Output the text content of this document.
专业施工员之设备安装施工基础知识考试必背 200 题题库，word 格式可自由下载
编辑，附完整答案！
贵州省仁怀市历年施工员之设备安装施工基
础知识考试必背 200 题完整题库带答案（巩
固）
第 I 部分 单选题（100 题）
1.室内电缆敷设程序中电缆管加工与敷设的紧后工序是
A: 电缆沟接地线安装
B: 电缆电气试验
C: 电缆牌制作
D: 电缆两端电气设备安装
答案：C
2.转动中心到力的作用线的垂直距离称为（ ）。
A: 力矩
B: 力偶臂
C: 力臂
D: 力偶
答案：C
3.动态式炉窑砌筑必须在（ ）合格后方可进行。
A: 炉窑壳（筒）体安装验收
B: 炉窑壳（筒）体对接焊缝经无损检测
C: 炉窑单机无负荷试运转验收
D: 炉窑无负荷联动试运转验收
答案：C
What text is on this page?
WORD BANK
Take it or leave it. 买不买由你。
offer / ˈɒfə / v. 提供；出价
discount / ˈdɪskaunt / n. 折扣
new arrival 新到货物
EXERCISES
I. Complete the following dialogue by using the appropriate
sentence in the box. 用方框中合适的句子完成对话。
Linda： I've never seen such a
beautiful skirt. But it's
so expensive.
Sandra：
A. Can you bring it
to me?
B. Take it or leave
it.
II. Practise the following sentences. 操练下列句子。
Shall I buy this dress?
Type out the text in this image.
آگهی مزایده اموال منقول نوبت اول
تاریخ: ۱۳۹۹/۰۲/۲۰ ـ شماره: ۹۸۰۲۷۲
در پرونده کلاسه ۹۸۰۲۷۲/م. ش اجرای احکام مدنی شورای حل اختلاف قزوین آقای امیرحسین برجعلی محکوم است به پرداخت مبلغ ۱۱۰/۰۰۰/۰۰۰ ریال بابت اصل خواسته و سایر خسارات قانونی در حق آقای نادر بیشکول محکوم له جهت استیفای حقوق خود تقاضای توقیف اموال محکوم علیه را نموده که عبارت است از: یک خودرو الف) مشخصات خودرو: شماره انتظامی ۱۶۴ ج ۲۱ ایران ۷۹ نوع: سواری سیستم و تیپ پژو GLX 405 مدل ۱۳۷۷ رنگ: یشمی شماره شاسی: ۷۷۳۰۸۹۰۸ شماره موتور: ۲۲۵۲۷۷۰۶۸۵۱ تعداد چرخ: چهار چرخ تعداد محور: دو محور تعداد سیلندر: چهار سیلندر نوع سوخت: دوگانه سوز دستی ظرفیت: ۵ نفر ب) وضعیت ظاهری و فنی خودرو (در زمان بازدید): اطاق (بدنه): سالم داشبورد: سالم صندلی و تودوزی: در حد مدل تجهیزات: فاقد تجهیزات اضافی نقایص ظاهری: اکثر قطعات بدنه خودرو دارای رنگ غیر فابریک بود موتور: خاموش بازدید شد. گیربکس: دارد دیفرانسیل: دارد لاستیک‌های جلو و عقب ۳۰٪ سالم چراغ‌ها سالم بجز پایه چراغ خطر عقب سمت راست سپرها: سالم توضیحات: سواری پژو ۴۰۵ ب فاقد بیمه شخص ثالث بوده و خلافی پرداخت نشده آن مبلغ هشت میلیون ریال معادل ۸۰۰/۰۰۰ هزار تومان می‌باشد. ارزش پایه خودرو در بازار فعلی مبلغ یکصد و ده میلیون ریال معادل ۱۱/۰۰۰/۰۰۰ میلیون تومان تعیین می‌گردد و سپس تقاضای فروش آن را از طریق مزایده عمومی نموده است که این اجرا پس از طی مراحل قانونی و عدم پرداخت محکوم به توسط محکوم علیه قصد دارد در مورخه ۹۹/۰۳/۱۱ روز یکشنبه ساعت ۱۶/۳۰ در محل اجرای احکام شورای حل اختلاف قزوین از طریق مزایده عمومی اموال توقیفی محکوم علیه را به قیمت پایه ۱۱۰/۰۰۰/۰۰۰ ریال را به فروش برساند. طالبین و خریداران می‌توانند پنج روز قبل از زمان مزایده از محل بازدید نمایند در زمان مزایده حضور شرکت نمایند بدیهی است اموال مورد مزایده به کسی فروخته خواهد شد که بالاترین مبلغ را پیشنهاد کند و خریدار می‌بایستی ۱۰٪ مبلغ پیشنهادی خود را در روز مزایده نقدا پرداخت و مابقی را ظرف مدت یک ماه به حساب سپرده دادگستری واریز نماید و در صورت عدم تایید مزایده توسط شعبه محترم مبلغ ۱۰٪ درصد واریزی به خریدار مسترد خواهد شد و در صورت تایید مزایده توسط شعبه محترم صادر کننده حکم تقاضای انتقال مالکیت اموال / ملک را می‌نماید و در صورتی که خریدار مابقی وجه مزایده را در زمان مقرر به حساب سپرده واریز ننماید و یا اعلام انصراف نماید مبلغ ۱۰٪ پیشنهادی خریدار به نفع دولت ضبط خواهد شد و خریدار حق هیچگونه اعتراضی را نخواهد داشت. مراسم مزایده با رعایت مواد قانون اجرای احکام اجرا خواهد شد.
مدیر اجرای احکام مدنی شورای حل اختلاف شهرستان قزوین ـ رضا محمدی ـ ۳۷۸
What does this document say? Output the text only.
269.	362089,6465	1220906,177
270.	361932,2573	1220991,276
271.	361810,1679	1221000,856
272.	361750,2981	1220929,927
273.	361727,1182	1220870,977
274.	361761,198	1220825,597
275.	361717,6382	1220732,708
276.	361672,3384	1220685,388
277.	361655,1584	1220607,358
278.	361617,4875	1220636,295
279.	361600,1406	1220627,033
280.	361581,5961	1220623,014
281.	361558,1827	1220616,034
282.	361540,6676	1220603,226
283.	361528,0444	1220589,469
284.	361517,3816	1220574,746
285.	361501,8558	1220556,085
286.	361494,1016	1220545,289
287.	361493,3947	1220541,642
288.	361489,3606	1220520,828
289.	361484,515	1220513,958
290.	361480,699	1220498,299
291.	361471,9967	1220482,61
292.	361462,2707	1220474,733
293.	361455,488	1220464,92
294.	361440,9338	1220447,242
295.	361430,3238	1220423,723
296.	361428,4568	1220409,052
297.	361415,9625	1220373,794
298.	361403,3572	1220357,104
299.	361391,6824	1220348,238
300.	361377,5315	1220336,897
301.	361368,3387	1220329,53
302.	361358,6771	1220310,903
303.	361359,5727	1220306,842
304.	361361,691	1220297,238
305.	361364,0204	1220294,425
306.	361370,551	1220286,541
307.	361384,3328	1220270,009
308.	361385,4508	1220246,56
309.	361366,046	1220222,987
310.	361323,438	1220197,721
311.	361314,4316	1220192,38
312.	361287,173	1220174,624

#### [Stated goal]
Restate each of the entries above verbatim.

#### [Final answer]
Output the text content of this document.
专业施工员之设备安装施工基础知识考试必背 200 题题库，word 格式可自由下载
编辑，附完整答案！
贵州省仁怀市历年施工员之设备安装施工基
础知识考试必背 200 题完整题库带答案（巩
固）
第 I 部分 单选题（100 题）
1.室内电缆敷设程序中电缆管加工与敷设的紧后工序是
A: 电缆沟接地线安装
B: 电缆电气试验
C: 电缆牌制作
D: 电缆两端电气设备安装
答案：C
2.转动中心到力的作用线的垂直距离称为（ ）。
A: 力矩
B: 力偶臂
C: 力臂
D: 力偶
答案：C
3.动态式炉窑砌筑必须在（ ）合格后方可进行。
A: 炉窑壳（筒）体安装验收
B: 炉窑壳（筒）体对接焊缝经无损检测
C: 炉窑单机无负荷试运转验收
D: 炉窑无负荷联动试运转验收
答案：C
What text is on this page?
WORD BANK
Take it or leave it. 买不买由你。
offer / ˈɒfə / v. 提供；出价
discount / ˈdɪskaunt / n. 折扣
new arrival 新到货物
EXERCISES
I. Complete the following dialogue by using the appropriate
sentence in the box. 用方框中合适的句子完成对话。
Linda： I've never seen such a
beautiful skirt. But it's
so expensive.
Sandra：
A. Can you bring it
to me?
B. Take it or leave
it.
II. Practise the following sentences. 操练下列句子。
Shall I buy this dress?
Type out the text in this image.
آگهی مزایده اموال منقول نوبت اول
تاریخ: ۱۳۹۹/۰۲/۲۰ ـ شماره: ۹۸۰۲۷۲
در پرونده کلاسه ۹۸۰۲۷۲/م. ش اجرای احکام مدنی شورای حل اختلاف قزوین آقای امیرحسین برجعلی محکوم است به پرداخت مبلغ ۱۱۰/۰۰۰/۰۰۰ ریال بابت اصل خواسته و سایر خسارات قانونی در حق آقای نادر بیشکول محکوم له جهت استیفای حقوق خود تقاضای توقیف اموال محکوم علیه را نموده که عبارت است از: یک خودرو الف) مشخصات خودرو: شماره انتظامی ۱۶۴ ج ۲۱ ایران ۷۹ نوع: سواری سیستم و تیپ پژو GLX 405 مدل ۱۳۷۷ رنگ: یشمی شماره شاسی: ۷۷۳۰۸۹۰۸ شماره موتور: ۲۲۵۲۷۷۰۶۸۵۱ تعداد چرخ: چهار چرخ تعداد محور: دو محور تعداد سیلندر: چهار سیلندر نوع سوخت: دوگانه سوز دستی ظرفیت: ۵ نفر ب) وضعیت ظاهری و فنی خودرو (در زمان بازدید): اطاق (بدنه): سالم داشبورد: سالم صندلی و تودوزی: در حد مدل تجهیزات: فاقد تجهیزات اضافی نقایص ظاهری: اکثر قطعات بدنه خودرو دارای رنگ غیر فابریک بود موتور: خاموش بازدید شد. گیربکس: دارد دیفرانسیل: دارد لاستیک‌های جلو و عقب ۳۰٪ سالم چراغ‌ها سالم بجز پایه چراغ خطر عقب سمت راست سپرها: سالم توضیحات: سواری پژو ۴۰۵ ب فاقد بیمه شخص ثالث بوده و خلافی پرداخت نشده آن مبلغ هشت میلیون ریال معادل ۸۰۰/۰۰۰ هزار تومان می‌باشد. ارزش پایه خودرو در بازار فعلی مبلغ یکصد و ده میلیون ریال معادل ۱۱/۰۰۰/۰۰۰ میلیون تومان تعیین می‌گردد و سپس تقاضای فروش آن را از طریق مزایده عمومی نموده است که این اجرا پس از طی مراحل قانونی و عدم پرداخت محکوم به توسط محکوم علیه قصد دارد در مورخه ۹۹/۰۳/۱۱ روز یکشنبه ساعت ۱۶/۳۰ در محل اجرای احکام شورای حل اختلاف قزوین از طریق مزایده عمومی اموال توقیفی محکوم علیه را به قیمت پایه ۱۱۰/۰۰۰/۰۰۰ ریال را به فروش برساند. طالبین و خریداران می‌توانند پنج روز قبل از زمان مزایده از محل بازدید نمایند در زمان مزایده حضور شرکت نمایند بدیهی است اموال مورد مزایده به کسی فروخته خواهد شد که بالاترین مبلغ را پیشنهاد کند و خریدار می‌بایستی ۱۰٪ مبلغ پیشنهادی خود را در روز مزایده نقدا پرداخت و مابقی را ظرف مدت یک ماه به حساب سپرده دادگستری واریز نماید و در صورت عدم تایید مزایده توسط شعبه محترم مبلغ ۱۰٪ درصد واریزی به خریدار مسترد خواهد شد و در صورت تایید مزایده توسط شعبه محترم صادر کننده حکم تقاضای انتقال مالکیت اموال / ملک را می‌نماید و در صورتی که خریدار مابقی وجه مزایده را در زمان مقرر به حساب سپرده واریز ننماید و یا اعلام انصراف نماید مبلغ ۱۰٪ پیشنهادی خریدار به نفع دولت ضبط خواهد شد و خریدار حق هیچگونه اعتراضی را نخواهد داشت. مراسم مزایده با رعایت مواد قانون اجرای احکام اجرا خواهد شد.
مدیر اجرای احکام مدنی شورای حل اختلاف شهرستان قزوین ـ رضا محمدی ـ ۳۷۸
What does this document say? Output the text only.
269.	362089,6465	1220906,177
270.	361932,2573	1220991,276
271.	361810,1679	1221000,856
272.	361750,2981	1220929,927
273.	361727,1182	1220870,977
274.	361761,198	1220825,597
275.	361717,6382	1220732,708
276.	361672,3384	1220685,388
277.	361655,1584	1220607,358
278.	361617,4875	1220636,295
279.	361600,1406	1220627,033
280.	361581,5961	1220623,014
281.	361558,1827	1220616,034
282.	361540,6676	1220603,226
283.	361528,0444	1220589,469
284.	361517,3816	1220574,746
285.	361501,8558	1220556,085
286.	361494,1016	1220545,289
287.	361493,3947	1220541,642
288.	361489,3606	1220520,828
289.	361484,515	1220513,958
290.	361480,699	1220498,299
291.	361471,9967	1220482,61
292.	361462,2707	1220474,733
293.	361455,488	1220464,92
294.	361440,9338	1220447,242
295.	361430,3238	1220423,723
296.	361428,4568	1220409,052
297.	361415,9625	1220373,794
298.	361403,3572	1220357,104
299.	361391,6824	1220348,238
300.	361377,5315	1220336,897
301.	361368,3387	1220329,53
302.	361358,6771	1220310,903
303.	361359,5727	1220306,842
304.	361361,691	1220297,238
305.	361364,0204	1220294,425
306.	361370,551	1220286,541
307.	361384,3328	1220270,009
308.	361385,4508	1220246,56
309.	361366,046	1220222,987
310.	361323,438	1220197,721
311.	361314,4316	1220192,38
312.	361287,173	1220174,624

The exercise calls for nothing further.